Region and label listings
::::::::::

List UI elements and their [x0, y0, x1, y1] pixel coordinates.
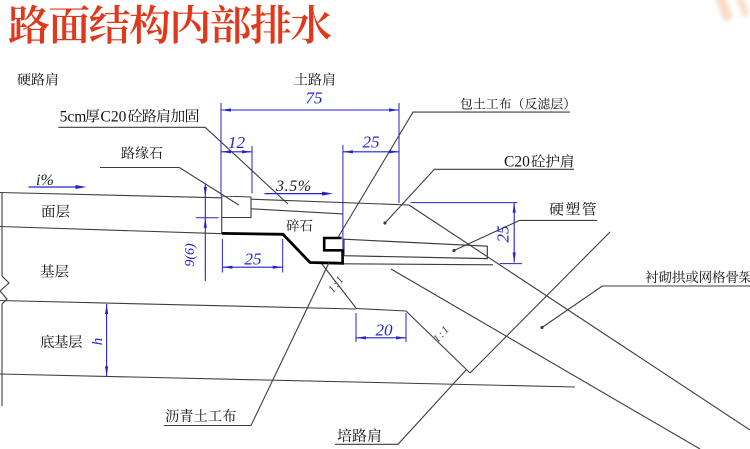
svg-text:25: 25	[362, 133, 379, 152]
svg-text:25: 25	[245, 250, 262, 269]
svg-text:5cm: 5cm	[60, 108, 87, 125]
svg-text:h: h	[90, 338, 106, 346]
svg-text:20: 20	[376, 321, 394, 340]
svg-text:9(6): 9(6)	[183, 243, 198, 267]
svg-text:25: 25	[494, 226, 513, 243]
svg-text:12: 12	[228, 133, 246, 152]
svg-text:3.5%: 3.5%	[275, 178, 312, 195]
svg-text:75: 75	[306, 89, 323, 108]
svg-text:C20: C20	[504, 154, 530, 171]
svg-text:C20: C20	[101, 108, 127, 125]
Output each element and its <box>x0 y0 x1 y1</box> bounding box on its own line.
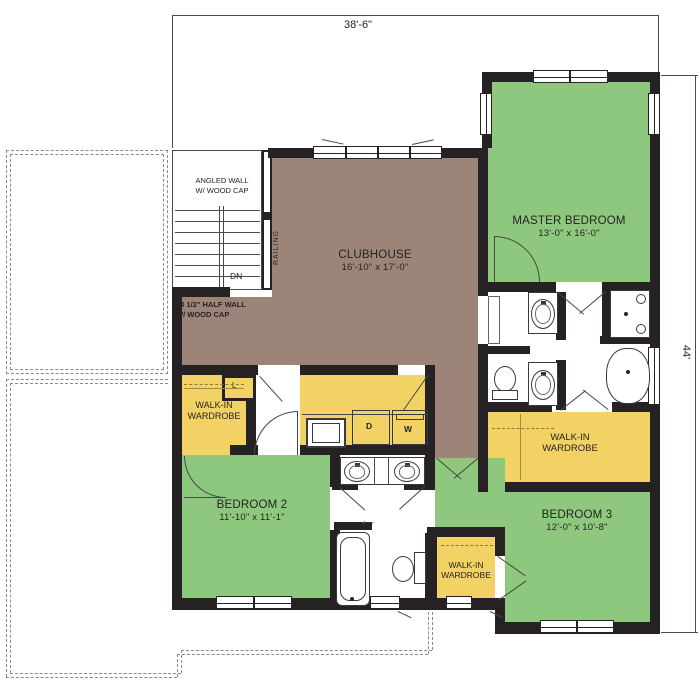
clubhouse-size: 16'-10" x 17'-0" <box>315 262 435 274</box>
roof-outline-seg <box>181 650 432 651</box>
bedroom3-wardrobe-label-2: WARDROBE <box>438 570 494 580</box>
master-wardrobe-label-1: WALK-IN <box>534 432 606 443</box>
bath-toilet-tank <box>414 552 426 584</box>
master-tub-faucet <box>626 370 630 374</box>
master-wardrobe-label-2: WARDROBE <box>534 443 606 454</box>
dim-right-line <box>695 75 696 632</box>
master-bedroom-door-leaf <box>494 236 495 282</box>
roof-outline-seg <box>6 379 7 677</box>
window-divider <box>345 146 347 159</box>
stair-stringer <box>219 206 220 290</box>
window-master-right <box>648 93 660 135</box>
angled-wall-note-2: W/ WOOD CAP <box>184 186 260 196</box>
railing-post <box>263 212 271 220</box>
window-divider <box>409 146 411 159</box>
dryer-label: D <box>366 421 372 431</box>
half-wall-note: 44 1/2" HALF WALL W/ WOOD CAP <box>176 300 271 320</box>
floor-plan: 38'-6" 44' <box>0 0 700 700</box>
wall-master-bedroom-south <box>482 282 556 292</box>
stair-tread <box>175 232 260 233</box>
window-bath-bottom-1 <box>370 596 400 609</box>
bedroom3-size: 12'-0" x 10'-8" <box>512 522 642 534</box>
wall-wardrobe3-west <box>427 537 437 598</box>
wardrobe-shelf-line <box>184 388 244 389</box>
bedroom2-size: 11'-10" x 11'-1" <box>187 512 317 524</box>
master-bedroom-size: 13'-0" x 16'-0" <box>494 228 644 240</box>
shower-drain <box>624 312 628 316</box>
window-bath-bottom-2 <box>446 596 472 609</box>
roof-outline-seg <box>6 677 177 678</box>
wall-spine <box>478 148 488 296</box>
bedroom3-wardrobe-label: WALK-IN WARDROBE <box>438 560 494 580</box>
half-wall-wood-cap <box>172 287 230 297</box>
window-divider <box>569 70 571 83</box>
stair-tread <box>175 221 260 222</box>
wall-row-top <box>300 365 398 375</box>
bath-tub-inner <box>340 537 366 601</box>
master-wardrobe-door-leaf <box>583 390 609 410</box>
railing-label: RAILING <box>272 230 281 265</box>
bedroom2-wardrobe-label-1: WALK-IN <box>185 400 243 411</box>
bedroom2-hall-door-leaf <box>297 411 298 455</box>
bedroom3-wardrobe-label-1: WALK-IN <box>438 560 494 570</box>
bath-west-door-leaf <box>339 487 365 510</box>
master-sink-2 <box>531 370 555 400</box>
stair-stringer <box>223 206 224 290</box>
wall-masterbath-seg <box>482 346 530 354</box>
master-bedroom-label: MASTER BEDROOM 13'-0" x 16'-0" <box>494 214 644 240</box>
bedroom2-wardrobe-label-2: WARDROBE <box>185 411 243 422</box>
clubhouse-name: CLUBHOUSE <box>315 248 435 262</box>
wardrobe-shelf-line <box>520 414 521 480</box>
window-sill-mark <box>398 611 412 618</box>
bedroom3-label: BEDROOM 3 12'-0" x 10'-8" <box>512 508 642 534</box>
half-wall-note-2: W/ WOOD CAP <box>176 310 271 320</box>
bath-vanity-divider <box>388 457 389 485</box>
stair-tread <box>175 276 260 277</box>
stairs-down-label: DN <box>230 271 242 281</box>
master-toilet-bowl <box>494 366 516 392</box>
roof-outline-seg <box>10 673 181 674</box>
wardrobe-rod-line <box>441 545 493 546</box>
direction-arrow: ← <box>358 513 403 528</box>
wall-left <box>172 290 182 610</box>
washer-detail <box>396 414 424 420</box>
window-divider <box>377 146 379 159</box>
dim-height-label: 44' <box>680 332 692 372</box>
bath-toilet-bowl <box>392 556 414 582</box>
clubhouse-label: CLUBHOUSE 16'-10" x 17'-0" <box>315 248 435 274</box>
hallway-floor <box>435 365 478 458</box>
bedroom3-name: BEDROOM 3 <box>512 508 642 522</box>
shower-head <box>636 324 646 334</box>
hall-closet-doors <box>488 296 500 344</box>
wardrobe-rod-line <box>184 384 244 385</box>
stair-tread <box>175 254 260 255</box>
bedroom2-label: BEDROOM 2 11'-10" x 11'-1" <box>187 498 317 524</box>
window-divider <box>253 596 255 609</box>
stair-tread <box>175 265 260 266</box>
wall-bedroom3-west <box>495 535 505 556</box>
roof-outline-seg <box>177 654 428 655</box>
window-trim-mark <box>322 139 344 145</box>
master-toilet-base <box>492 390 518 400</box>
washer-label: W <box>404 424 412 434</box>
angled-wall-note-1: ANGLED WALL <box>184 176 260 186</box>
bedroom2-hall-door-arc <box>254 411 298 455</box>
angled-wall-note: ANGLED WALL W/ WOOD CAP <box>184 176 260 196</box>
dim-top-line <box>173 15 658 16</box>
bedroom2-wardrobe-label: WALK-IN WARDROBE <box>185 400 243 422</box>
master-tub <box>606 348 650 404</box>
utility-sink-inner <box>312 423 340 443</box>
wardrobe-rod-line <box>492 428 554 429</box>
bedroom2-name: BEDROOM 2 <box>187 498 317 512</box>
stair-tread <box>175 243 260 244</box>
window-trim-mark <box>412 139 434 145</box>
dim-width-label: 38'-6" <box>318 19 398 31</box>
wall-spine <box>478 412 488 492</box>
window-divider <box>576 620 578 633</box>
bath-vanity-divider <box>374 457 375 485</box>
master-sink-1 <box>531 299 555 329</box>
bath-sink-left <box>344 461 370 482</box>
stairwell <box>172 150 262 290</box>
dim-top-ext-left <box>172 15 173 148</box>
roof-outline-seg <box>432 612 433 650</box>
wall-row-top <box>172 365 258 375</box>
bedroom3-entry-floor <box>435 458 505 535</box>
roof-outline-seg <box>6 379 168 380</box>
master-bedroom-name: MASTER BEDROOM <box>494 214 644 228</box>
half-wall-note-1: 44 1/2" HALF WALL <box>176 300 271 310</box>
dim-right-tick-top <box>661 75 698 76</box>
stair-railing-strip <box>262 150 272 290</box>
wall-wardrobe-bedroom3 <box>505 482 650 492</box>
stair-tread <box>175 210 260 211</box>
bath-tub-faucet <box>350 597 354 601</box>
roof-outline-box-inner <box>10 154 164 370</box>
roof-outline-seg <box>428 612 429 654</box>
wall-wardrobe3-north <box>427 527 505 537</box>
dim-top-ext-right <box>658 15 659 72</box>
dim-right-tick-bottom <box>661 632 698 633</box>
linen-closet-door-leaf <box>259 376 282 402</box>
shower-head <box>636 294 646 304</box>
roof-outline-seg <box>10 383 11 673</box>
roof-outline-seg <box>10 383 168 384</box>
window-master-left <box>480 93 492 135</box>
bath-sink-right <box>394 461 420 482</box>
roof-outline-seg <box>177 654 178 677</box>
master-wardrobe-label: WALK-IN WARDROBE <box>534 432 606 455</box>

::::::::::

* [WRITTEN INSTRUCTION]: Convert the record lines from the one containing "133, 379, 152]" through the one containing "178, 312, 195]" into a numbered list, skipping any blank lines.

* [OUTPUT BELOW]:
1. svg-text:25: 25	[362, 133, 379, 152]
2. svg-text:25: 25	[245, 250, 262, 269]
3. svg-text:5cm: 5cm	[60, 108, 87, 125]
4. svg-text:h: h	[90, 338, 106, 346]
5. svg-text:20: 20	[376, 321, 394, 340]
6. svg-text:9(6): 9(6)	[183, 243, 198, 267]
7. svg-text:25: 25	[494, 226, 513, 243]
8. svg-text:12: 12	[228, 133, 246, 152]
9. svg-text:3.5%: 3.5%	[275, 178, 312, 195]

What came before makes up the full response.